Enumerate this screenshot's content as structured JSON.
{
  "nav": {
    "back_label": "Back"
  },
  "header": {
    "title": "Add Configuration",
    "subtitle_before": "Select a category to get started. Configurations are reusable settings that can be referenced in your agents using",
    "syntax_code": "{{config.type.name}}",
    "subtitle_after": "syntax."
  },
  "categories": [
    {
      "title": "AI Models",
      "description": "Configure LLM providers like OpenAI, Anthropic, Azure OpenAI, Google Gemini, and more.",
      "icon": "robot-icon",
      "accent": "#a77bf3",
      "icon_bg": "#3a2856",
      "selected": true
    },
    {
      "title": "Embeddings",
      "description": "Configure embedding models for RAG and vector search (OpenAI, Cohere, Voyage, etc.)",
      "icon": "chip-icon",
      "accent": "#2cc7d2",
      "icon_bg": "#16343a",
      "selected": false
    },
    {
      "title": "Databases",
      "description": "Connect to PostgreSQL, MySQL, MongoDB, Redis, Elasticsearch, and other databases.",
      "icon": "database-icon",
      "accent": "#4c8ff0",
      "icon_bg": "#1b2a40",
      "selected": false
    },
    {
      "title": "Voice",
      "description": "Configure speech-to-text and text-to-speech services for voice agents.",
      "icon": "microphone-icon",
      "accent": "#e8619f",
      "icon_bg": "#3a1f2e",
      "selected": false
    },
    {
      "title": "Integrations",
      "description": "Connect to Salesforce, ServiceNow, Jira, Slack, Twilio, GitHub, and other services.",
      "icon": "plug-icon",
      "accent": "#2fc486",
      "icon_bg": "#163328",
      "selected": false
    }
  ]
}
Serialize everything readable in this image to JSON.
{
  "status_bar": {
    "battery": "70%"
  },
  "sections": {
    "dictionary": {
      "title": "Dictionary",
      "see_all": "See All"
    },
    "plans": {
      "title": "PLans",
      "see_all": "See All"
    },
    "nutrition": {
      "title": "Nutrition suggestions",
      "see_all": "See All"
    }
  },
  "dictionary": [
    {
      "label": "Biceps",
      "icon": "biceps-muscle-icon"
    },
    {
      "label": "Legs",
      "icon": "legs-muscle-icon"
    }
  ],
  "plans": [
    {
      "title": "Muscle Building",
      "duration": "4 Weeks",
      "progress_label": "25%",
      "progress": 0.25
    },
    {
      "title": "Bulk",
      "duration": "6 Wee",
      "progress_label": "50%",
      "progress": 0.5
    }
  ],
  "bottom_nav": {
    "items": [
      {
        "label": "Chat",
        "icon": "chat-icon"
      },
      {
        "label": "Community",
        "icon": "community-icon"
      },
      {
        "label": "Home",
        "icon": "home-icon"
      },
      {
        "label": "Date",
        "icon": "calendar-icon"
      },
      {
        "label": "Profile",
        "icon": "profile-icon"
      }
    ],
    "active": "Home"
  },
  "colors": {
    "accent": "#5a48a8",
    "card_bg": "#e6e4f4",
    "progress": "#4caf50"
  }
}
■ ■ ■ ■ ■
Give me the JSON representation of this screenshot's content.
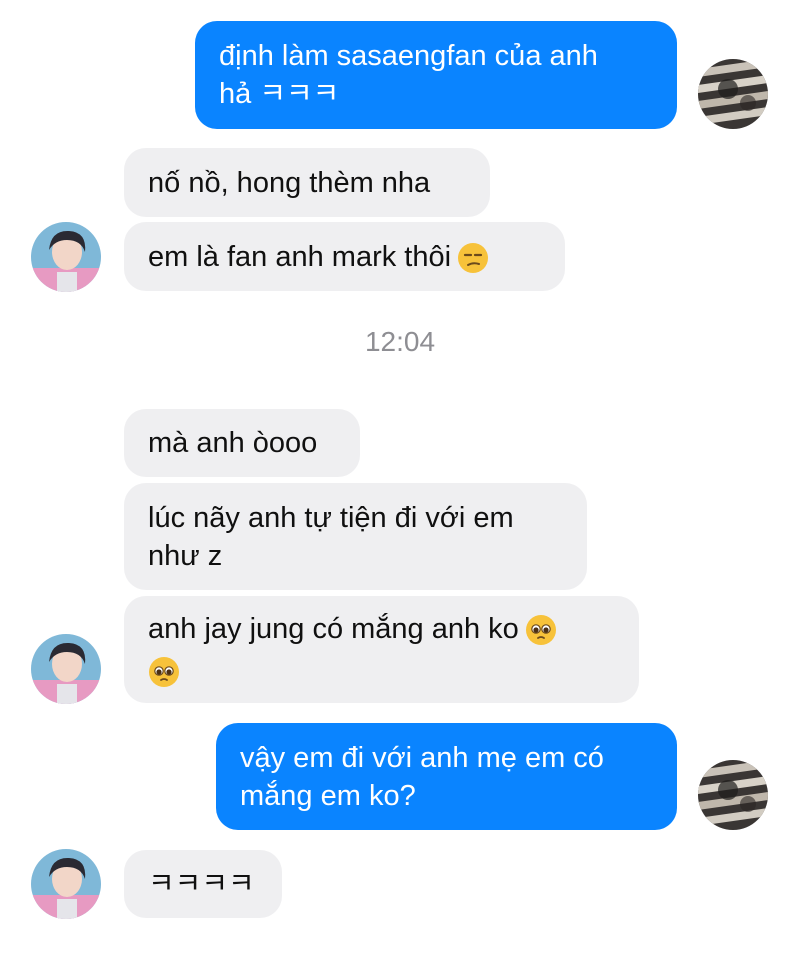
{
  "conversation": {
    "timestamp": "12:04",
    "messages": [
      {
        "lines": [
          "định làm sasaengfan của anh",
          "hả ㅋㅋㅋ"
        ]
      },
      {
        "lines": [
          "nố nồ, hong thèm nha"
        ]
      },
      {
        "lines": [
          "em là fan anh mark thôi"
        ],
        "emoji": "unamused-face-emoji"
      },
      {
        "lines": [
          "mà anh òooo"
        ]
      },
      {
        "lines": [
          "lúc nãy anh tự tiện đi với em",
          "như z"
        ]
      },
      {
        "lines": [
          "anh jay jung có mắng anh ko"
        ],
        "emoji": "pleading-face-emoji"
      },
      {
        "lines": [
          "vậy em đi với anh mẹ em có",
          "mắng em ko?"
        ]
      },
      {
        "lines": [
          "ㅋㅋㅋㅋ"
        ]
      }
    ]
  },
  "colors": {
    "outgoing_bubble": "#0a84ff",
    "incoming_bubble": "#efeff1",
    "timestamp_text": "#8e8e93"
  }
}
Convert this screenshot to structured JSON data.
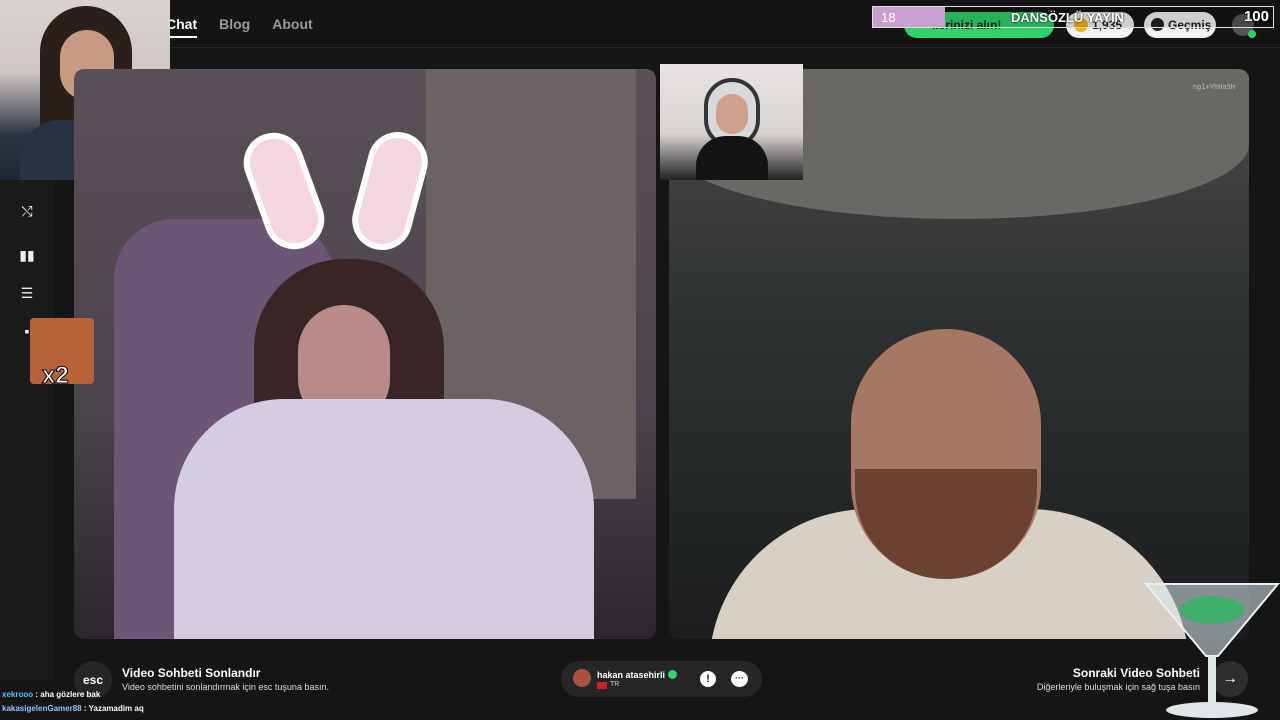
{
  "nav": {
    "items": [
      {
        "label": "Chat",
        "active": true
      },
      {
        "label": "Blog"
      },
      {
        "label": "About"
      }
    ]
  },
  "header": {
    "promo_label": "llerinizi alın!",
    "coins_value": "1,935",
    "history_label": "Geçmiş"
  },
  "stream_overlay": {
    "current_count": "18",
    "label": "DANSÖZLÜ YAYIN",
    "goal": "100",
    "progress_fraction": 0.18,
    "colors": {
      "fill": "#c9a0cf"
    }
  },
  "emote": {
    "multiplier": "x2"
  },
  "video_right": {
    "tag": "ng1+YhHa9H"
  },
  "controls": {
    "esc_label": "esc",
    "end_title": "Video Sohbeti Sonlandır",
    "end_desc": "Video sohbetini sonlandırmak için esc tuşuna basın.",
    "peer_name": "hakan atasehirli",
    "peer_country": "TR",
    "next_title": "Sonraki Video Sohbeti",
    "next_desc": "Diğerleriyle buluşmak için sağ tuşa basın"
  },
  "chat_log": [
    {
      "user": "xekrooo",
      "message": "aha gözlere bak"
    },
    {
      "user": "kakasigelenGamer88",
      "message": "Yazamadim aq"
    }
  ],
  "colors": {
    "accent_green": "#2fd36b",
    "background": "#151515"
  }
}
■ ■ ■ ■ ■
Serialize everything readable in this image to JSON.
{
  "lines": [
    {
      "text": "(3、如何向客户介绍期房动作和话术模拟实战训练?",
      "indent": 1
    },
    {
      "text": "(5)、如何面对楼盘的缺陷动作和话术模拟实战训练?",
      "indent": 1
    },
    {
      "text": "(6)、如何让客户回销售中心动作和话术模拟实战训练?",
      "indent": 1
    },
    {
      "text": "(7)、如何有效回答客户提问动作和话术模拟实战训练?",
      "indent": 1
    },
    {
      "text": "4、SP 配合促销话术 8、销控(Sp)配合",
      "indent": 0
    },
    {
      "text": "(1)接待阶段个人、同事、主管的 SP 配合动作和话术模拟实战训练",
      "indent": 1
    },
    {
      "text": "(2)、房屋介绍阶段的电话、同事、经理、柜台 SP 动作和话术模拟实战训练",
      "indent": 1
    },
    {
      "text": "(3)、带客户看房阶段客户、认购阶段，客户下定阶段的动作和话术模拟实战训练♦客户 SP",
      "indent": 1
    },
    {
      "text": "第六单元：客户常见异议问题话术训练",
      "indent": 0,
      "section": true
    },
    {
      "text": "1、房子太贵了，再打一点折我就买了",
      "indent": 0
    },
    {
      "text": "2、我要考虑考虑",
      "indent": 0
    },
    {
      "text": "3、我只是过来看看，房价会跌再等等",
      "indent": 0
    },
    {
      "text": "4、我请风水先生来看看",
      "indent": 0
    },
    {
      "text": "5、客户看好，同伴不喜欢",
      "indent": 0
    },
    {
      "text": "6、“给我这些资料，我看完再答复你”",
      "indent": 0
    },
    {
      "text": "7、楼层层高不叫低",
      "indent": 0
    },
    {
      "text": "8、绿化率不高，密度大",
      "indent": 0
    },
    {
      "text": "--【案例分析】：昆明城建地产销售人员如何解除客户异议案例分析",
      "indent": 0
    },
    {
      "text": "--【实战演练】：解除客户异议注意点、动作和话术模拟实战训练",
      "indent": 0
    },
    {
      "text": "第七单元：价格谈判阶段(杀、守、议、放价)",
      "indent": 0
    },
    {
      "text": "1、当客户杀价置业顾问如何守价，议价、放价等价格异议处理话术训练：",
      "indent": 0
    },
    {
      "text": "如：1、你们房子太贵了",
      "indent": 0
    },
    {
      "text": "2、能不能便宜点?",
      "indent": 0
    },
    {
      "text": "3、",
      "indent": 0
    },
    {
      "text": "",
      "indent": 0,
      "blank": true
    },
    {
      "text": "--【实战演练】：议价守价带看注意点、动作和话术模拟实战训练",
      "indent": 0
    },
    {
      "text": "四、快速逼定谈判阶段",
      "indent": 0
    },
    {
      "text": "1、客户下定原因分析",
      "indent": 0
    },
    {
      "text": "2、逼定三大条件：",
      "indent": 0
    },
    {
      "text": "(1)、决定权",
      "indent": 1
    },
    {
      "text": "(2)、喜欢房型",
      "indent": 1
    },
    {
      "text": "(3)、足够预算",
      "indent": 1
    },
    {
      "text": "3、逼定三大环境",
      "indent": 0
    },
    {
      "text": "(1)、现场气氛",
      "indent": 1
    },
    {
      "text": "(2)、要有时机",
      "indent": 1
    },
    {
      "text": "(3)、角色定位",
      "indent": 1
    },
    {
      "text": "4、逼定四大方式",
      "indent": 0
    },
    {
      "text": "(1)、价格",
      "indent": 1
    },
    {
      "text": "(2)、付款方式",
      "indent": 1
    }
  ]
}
■ ■ ■ ■ ■
What the exercise asks
Copy every single line of the material above that holds "structured".

Output
Enumerate this screenshot's content as structured JSON.
Convert this screenshot to structured JSON data.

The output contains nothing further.